— start of Given information —

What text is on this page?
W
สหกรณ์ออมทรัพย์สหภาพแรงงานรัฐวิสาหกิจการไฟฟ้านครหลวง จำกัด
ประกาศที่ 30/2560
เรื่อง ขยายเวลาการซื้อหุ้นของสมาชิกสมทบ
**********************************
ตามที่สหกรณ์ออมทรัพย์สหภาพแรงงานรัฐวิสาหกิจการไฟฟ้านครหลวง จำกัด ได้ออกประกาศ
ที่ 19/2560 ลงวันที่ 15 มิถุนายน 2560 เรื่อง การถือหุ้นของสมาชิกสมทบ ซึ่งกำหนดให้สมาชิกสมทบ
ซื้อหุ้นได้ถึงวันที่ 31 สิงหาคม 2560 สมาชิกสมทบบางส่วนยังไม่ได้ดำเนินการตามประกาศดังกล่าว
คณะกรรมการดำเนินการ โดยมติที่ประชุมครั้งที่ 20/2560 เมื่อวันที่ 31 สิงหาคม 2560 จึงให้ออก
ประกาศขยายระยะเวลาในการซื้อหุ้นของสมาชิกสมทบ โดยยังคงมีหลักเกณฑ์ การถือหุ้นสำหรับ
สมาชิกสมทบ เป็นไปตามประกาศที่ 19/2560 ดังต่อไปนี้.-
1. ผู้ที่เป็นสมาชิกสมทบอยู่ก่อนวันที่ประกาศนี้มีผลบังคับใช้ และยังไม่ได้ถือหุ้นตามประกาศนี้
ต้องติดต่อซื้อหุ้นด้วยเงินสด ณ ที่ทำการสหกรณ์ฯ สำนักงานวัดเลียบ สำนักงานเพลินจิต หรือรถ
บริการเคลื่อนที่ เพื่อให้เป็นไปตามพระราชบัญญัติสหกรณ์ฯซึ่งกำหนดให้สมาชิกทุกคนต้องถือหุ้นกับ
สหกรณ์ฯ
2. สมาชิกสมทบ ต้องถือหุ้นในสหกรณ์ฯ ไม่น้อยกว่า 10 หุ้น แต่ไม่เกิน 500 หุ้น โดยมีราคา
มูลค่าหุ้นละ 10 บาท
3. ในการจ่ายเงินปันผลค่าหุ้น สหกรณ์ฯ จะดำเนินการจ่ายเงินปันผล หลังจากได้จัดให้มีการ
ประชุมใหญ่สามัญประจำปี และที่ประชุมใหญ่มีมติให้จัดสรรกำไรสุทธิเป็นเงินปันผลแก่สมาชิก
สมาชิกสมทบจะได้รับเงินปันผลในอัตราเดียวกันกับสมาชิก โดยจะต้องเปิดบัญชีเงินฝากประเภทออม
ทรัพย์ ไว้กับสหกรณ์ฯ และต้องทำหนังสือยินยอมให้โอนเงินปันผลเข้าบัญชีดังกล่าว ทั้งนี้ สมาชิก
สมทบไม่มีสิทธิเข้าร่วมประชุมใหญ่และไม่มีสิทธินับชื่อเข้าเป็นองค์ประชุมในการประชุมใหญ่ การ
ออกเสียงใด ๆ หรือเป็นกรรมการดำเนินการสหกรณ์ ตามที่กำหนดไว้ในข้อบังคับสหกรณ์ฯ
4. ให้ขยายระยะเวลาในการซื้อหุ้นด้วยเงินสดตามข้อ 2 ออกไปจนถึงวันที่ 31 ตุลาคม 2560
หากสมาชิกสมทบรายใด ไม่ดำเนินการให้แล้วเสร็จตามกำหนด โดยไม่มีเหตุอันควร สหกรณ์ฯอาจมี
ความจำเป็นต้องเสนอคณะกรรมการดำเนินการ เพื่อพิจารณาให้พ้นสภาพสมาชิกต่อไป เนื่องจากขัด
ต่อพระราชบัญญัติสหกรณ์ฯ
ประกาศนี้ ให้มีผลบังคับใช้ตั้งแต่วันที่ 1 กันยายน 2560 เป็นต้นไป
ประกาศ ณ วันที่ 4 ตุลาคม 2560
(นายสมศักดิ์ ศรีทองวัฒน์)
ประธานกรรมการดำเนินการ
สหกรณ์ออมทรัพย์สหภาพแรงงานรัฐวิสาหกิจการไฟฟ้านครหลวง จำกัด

— end of Given information —

Copy down the whole of the data above, matching it exactly.

**Final result:**
What text is on this page?
W
สหกรณ์ออมทรัพย์สหภาพแรงงานรัฐวิสาหกิจการไฟฟ้านครหลวง จำกัด
ประกาศที่ 30/2560
เรื่อง ขยายเวลาการซื้อหุ้นของสมาชิกสมทบ
**********************************
ตามที่สหกรณ์ออมทรัพย์สหภาพแรงงานรัฐวิสาหกิจการไฟฟ้านครหลวง จำกัด ได้ออกประกาศ
ที่ 19/2560 ลงวันที่ 15 มิถุนายน 2560 เรื่อง การถือหุ้นของสมาชิกสมทบ ซึ่งกำหนดให้สมาชิกสมทบ
ซื้อหุ้นได้ถึงวันที่ 31 สิงหาคม 2560 สมาชิกสมทบบางส่วนยังไม่ได้ดำเนินการตามประกาศดังกล่าว
คณะกรรมการดำเนินการ โดยมติที่ประชุมครั้งที่ 20/2560 เมื่อวันที่ 31 สิงหาคม 2560 จึงให้ออก
ประกาศขยายระยะเวลาในการซื้อหุ้นของสมาชิกสมทบ โดยยังคงมีหลักเกณฑ์ การถือหุ้นสำหรับ
สมาชิกสมทบ เป็นไปตามประกาศที่ 19/2560 ดังต่อไปนี้.-
1. ผู้ที่เป็นสมาชิกสมทบอยู่ก่อนวันที่ประกาศนี้มีผลบังคับใช้ และยังไม่ได้ถือหุ้นตามประกาศนี้
ต้องติดต่อซื้อหุ้นด้วยเงินสด ณ ที่ทำการสหกรณ์ฯ สำนักงานวัดเลียบ สำนักงานเพลินจิต หรือรถ
บริการเคลื่อนที่ เพื่อให้เป็นไปตามพระราชบัญญัติสหกรณ์ฯซึ่งกำหนดให้สมาชิกทุกคนต้องถือหุ้นกับ
สหกรณ์ฯ
2. สมาชิกสมทบ ต้องถือหุ้นในสหกรณ์ฯ ไม่น้อยกว่า 10 หุ้น แต่ไม่เกิน 500 หุ้น โดยมีราคา
มูลค่าหุ้นละ 10 บาท
3. ในการจ่ายเงินปันผลค่าหุ้น สหกรณ์ฯ จะดำเนินการจ่ายเงินปันผล หลังจากได้จัดให้มีการ
ประชุมใหญ่สามัญประจำปี และที่ประชุมใหญ่มีมติให้จัดสรรกำไรสุทธิเป็นเงินปันผลแก่สมาชิก
สมาชิกสมทบจะได้รับเงินปันผลในอัตราเดียวกันกับสมาชิก โดยจะต้องเปิดบัญชีเงินฝากประเภทออม
ทรัพย์ ไว้กับสหกรณ์ฯ และต้องทำหนังสือยินยอมให้โอนเงินปันผลเข้าบัญชีดังกล่าว ทั้งนี้ สมาชิก
สมทบไม่มีสิทธิเข้าร่วมประชุมใหญ่และไม่มีสิทธินับชื่อเข้าเป็นองค์ประชุมในการประชุมใหญ่ การ
ออกเสียงใด ๆ หรือเป็นกรรมการดำเนินการสหกรณ์ ตามที่กำหนดไว้ในข้อบังคับสหกรณ์ฯ
4. ให้ขยายระยะเวลาในการซื้อหุ้นด้วยเงินสดตามข้อ 2 ออกไปจนถึงวันที่ 31 ตุลาคม 2560
หากสมาชิกสมทบรายใด ไม่ดำเนินการให้แล้วเสร็จตามกำหนด โดยไม่มีเหตุอันควร สหกรณ์ฯอาจมี
ความจำเป็นต้องเสนอคณะกรรมการดำเนินการ เพื่อพิจารณาให้พ้นสภาพสมาชิกต่อไป เนื่องจากขัด
ต่อพระราชบัญญัติสหกรณ์ฯ
ประกาศนี้ ให้มีผลบังคับใช้ตั้งแต่วันที่ 1 กันยายน 2560 เป็นต้นไป
ประกาศ ณ วันที่ 4 ตุลาคม 2560
(นายสมศักดิ์ ศรีทองวัฒน์)
ประธานกรรมการดำเนินการ
สหกรณ์ออมทรัพย์สหภาพแรงงานรัฐวิสาหกิจการไฟฟ้านครหลวง จำกัด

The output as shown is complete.